Instructions to follow -
Transcribe the records that follow in their entirety, omitting any pictures.
_ _ _ _
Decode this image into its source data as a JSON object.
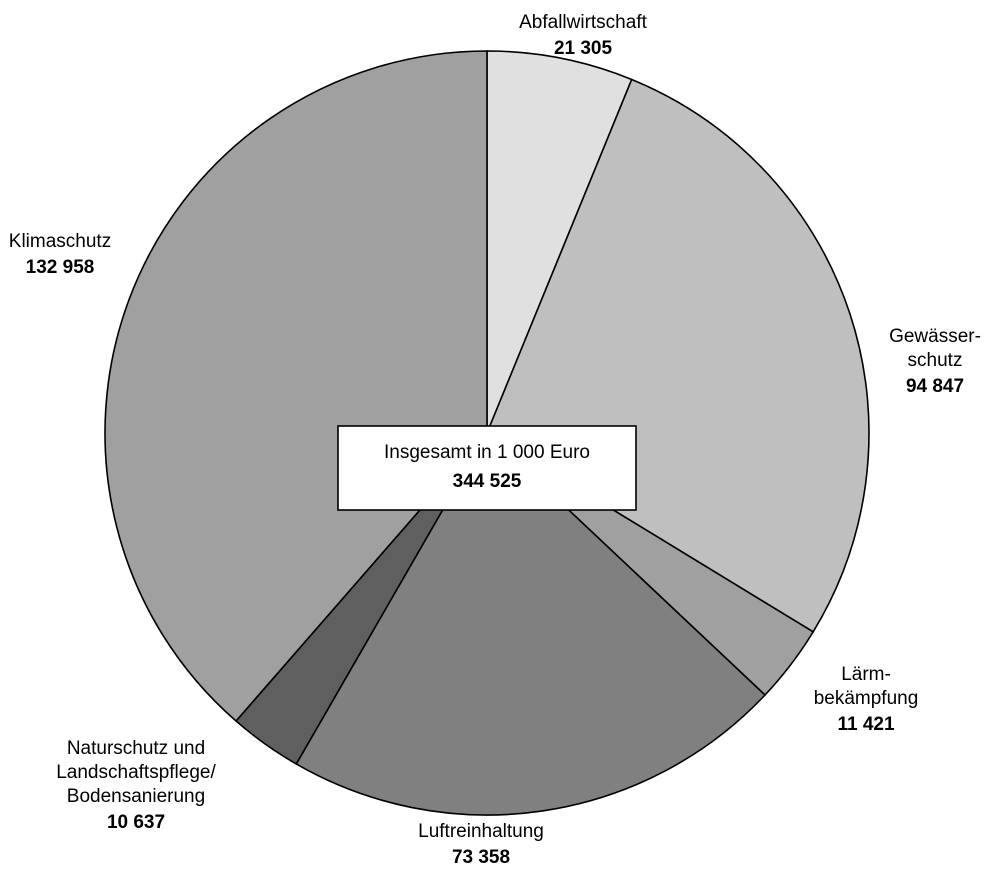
{
  "chart_data": {
    "type": "pie",
    "total": {
      "label": "Insgesamt in 1 000  Euro",
      "value": "344 525"
    },
    "slices": [
      {
        "label_lines": [
          "Abfallwirtschaft"
        ],
        "value": 21305,
        "value_label": "21 305",
        "color": "#e0e0e0"
      },
      {
        "label_lines": [
          "Gewässer-",
          "schutz"
        ],
        "value": 94847,
        "value_label": "94 847",
        "color": "#bfbfbf"
      },
      {
        "label_lines": [
          "Lärm-",
          "bekämpfung"
        ],
        "value": 11421,
        "value_label": "11 421",
        "color": "#a0a0a0"
      },
      {
        "label_lines": [
          "Luftreinhaltung"
        ],
        "value": 73358,
        "value_label": "73 358",
        "color": "#808080"
      },
      {
        "label_lines": [
          "Naturschutz und",
          "Landschaftspflege/",
          "Bodensanierung"
        ],
        "value": 10637,
        "value_label": "10 637",
        "color": "#5f5f5f"
      },
      {
        "label_lines": [
          "Klimaschutz"
        ],
        "value": 132958,
        "value_label": "132 958",
        "color": "#a0a0a0"
      }
    ]
  }
}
_ _ _ _
Full output -
Decode this image into its source data as a JSON object.
{
  "chart_data": {
    "type": "pie",
    "total": {
      "label": "Insgesamt in 1 000  Euro",
      "value": "344 525"
    },
    "slices": [
      {
        "label_lines": [
          "Abfallwirtschaft"
        ],
        "value": 21305,
        "value_label": "21 305",
        "color": "#e0e0e0"
      },
      {
        "label_lines": [
          "Gewässer-",
          "schutz"
        ],
        "value": 94847,
        "value_label": "94 847",
        "color": "#bfbfbf"
      },
      {
        "label_lines": [
          "Lärm-",
          "bekämpfung"
        ],
        "value": 11421,
        "value_label": "11 421",
        "color": "#a0a0a0"
      },
      {
        "label_lines": [
          "Luftreinhaltung"
        ],
        "value": 73358,
        "value_label": "73 358",
        "color": "#808080"
      },
      {
        "label_lines": [
          "Naturschutz und",
          "Landschaftspflege/",
          "Bodensanierung"
        ],
        "value": 10637,
        "value_label": "10 637",
        "color": "#5f5f5f"
      },
      {
        "label_lines": [
          "Klimaschutz"
        ],
        "value": 132958,
        "value_label": "132 958",
        "color": "#a0a0a0"
      }
    ]
  }
}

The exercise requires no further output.